◆ Records provided ◆
-- BEGIN --
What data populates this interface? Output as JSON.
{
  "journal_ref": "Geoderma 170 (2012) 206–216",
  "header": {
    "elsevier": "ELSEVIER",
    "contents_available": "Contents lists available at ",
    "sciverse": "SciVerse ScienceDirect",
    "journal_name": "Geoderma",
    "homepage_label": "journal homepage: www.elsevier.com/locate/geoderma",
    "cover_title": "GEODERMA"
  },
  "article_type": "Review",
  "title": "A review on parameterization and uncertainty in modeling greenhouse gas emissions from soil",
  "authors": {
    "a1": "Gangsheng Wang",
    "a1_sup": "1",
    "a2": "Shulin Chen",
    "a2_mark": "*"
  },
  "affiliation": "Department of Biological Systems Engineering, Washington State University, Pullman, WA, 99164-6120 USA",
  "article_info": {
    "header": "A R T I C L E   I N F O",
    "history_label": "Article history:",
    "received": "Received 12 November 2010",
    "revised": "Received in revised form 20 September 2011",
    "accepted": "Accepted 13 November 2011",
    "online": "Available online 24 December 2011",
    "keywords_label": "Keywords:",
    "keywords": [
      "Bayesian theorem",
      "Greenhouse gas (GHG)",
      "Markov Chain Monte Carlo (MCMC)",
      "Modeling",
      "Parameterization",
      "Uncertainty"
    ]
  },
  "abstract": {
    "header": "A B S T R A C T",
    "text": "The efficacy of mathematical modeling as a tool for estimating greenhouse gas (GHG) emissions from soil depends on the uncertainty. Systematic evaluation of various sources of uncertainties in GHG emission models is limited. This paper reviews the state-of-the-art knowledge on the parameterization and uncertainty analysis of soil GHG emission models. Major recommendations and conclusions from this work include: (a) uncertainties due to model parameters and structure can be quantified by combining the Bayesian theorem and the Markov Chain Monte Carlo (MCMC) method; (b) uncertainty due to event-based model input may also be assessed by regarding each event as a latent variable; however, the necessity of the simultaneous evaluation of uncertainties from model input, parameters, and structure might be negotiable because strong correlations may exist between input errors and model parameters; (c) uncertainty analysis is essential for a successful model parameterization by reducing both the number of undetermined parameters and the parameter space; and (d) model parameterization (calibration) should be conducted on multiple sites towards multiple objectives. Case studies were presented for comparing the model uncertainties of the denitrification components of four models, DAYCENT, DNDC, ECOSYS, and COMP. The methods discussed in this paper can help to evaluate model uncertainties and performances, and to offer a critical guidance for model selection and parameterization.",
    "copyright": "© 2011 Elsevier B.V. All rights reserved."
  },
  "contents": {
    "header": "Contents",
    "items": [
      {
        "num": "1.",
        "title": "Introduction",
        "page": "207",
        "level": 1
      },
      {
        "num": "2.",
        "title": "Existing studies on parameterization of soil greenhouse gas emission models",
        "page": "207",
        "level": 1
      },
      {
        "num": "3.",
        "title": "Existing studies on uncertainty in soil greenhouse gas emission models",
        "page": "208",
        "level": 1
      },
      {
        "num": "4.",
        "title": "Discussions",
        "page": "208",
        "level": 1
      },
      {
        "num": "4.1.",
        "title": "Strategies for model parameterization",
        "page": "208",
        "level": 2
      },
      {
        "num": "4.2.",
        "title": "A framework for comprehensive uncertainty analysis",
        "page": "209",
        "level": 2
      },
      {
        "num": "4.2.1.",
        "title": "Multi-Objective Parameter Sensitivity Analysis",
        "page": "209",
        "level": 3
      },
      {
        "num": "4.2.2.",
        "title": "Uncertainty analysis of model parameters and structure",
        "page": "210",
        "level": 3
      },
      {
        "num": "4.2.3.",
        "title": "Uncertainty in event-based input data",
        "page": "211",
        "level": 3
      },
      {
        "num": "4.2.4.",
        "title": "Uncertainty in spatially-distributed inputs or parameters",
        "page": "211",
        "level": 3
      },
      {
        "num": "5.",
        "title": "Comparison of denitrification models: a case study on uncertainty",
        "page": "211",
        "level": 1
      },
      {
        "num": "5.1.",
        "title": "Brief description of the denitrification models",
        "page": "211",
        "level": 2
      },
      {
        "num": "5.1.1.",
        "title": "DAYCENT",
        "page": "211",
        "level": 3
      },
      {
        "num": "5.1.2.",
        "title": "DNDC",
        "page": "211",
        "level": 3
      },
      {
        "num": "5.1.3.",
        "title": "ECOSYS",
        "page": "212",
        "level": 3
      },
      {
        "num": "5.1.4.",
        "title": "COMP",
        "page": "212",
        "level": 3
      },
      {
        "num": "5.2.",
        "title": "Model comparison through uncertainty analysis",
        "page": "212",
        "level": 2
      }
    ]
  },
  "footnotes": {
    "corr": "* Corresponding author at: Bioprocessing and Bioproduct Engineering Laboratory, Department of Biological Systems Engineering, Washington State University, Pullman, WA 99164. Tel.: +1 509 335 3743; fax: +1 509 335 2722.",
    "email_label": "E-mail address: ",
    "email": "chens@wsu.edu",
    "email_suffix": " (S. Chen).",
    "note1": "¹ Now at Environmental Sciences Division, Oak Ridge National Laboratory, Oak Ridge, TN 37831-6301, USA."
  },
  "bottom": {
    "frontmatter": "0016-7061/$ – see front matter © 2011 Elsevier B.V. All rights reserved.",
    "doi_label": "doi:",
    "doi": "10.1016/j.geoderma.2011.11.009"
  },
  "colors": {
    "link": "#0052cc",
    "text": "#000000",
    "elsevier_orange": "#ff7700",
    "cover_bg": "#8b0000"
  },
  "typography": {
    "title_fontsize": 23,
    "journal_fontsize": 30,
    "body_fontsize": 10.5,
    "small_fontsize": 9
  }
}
-- END --
-- BEGIN --
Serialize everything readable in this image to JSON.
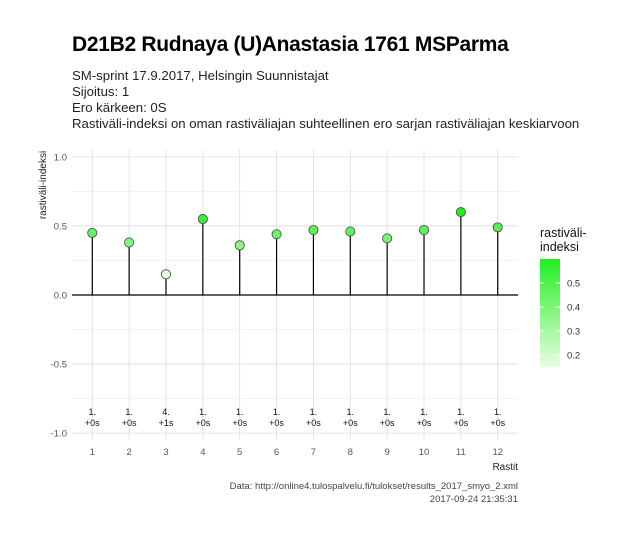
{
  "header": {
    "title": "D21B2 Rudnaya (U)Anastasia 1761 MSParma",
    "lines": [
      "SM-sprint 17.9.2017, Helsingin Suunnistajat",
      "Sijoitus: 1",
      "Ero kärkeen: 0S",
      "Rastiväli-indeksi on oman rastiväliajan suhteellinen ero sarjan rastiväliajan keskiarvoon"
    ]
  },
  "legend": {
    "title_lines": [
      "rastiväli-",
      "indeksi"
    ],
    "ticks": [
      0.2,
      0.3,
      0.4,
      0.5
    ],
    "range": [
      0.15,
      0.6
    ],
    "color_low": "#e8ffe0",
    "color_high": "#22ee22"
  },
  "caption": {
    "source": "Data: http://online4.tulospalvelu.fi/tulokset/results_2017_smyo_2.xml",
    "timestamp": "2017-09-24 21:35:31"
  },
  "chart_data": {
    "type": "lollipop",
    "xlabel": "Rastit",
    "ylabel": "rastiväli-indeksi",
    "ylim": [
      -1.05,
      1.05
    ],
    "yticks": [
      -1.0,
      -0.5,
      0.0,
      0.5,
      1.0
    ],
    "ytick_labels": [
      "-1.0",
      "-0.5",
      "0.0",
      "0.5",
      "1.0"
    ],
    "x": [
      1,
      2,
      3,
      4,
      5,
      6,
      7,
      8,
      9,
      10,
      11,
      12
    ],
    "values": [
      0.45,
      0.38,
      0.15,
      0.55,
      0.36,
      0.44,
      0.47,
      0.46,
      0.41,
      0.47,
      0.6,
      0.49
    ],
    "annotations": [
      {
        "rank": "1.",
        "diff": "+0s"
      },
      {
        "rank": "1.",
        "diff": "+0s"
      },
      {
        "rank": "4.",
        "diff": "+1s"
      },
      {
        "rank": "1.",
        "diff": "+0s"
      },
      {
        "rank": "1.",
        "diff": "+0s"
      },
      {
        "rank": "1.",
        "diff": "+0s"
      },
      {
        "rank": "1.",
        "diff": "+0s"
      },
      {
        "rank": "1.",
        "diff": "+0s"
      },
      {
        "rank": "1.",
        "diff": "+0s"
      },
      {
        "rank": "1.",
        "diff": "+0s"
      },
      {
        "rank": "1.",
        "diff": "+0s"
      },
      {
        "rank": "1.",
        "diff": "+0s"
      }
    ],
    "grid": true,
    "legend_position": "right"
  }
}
-- END --
◆ Instruction ◆
Find every line above that contains the word "Engineering", and return each one.

◆ Exercise response ◆
  "affiliation": "Department of Biological Systems Engineering, Washington State University, Pullman, WA, 99164-6120 USA",
    "corr": "* Corresponding author at: Bioprocessing and Bioproduct Engineering Laboratory, Department of Biological Systems Engineering, Washington State University, Pullman, WA 99164. Tel.: +1 509 335 3743; fax: +1 509 335 2722.",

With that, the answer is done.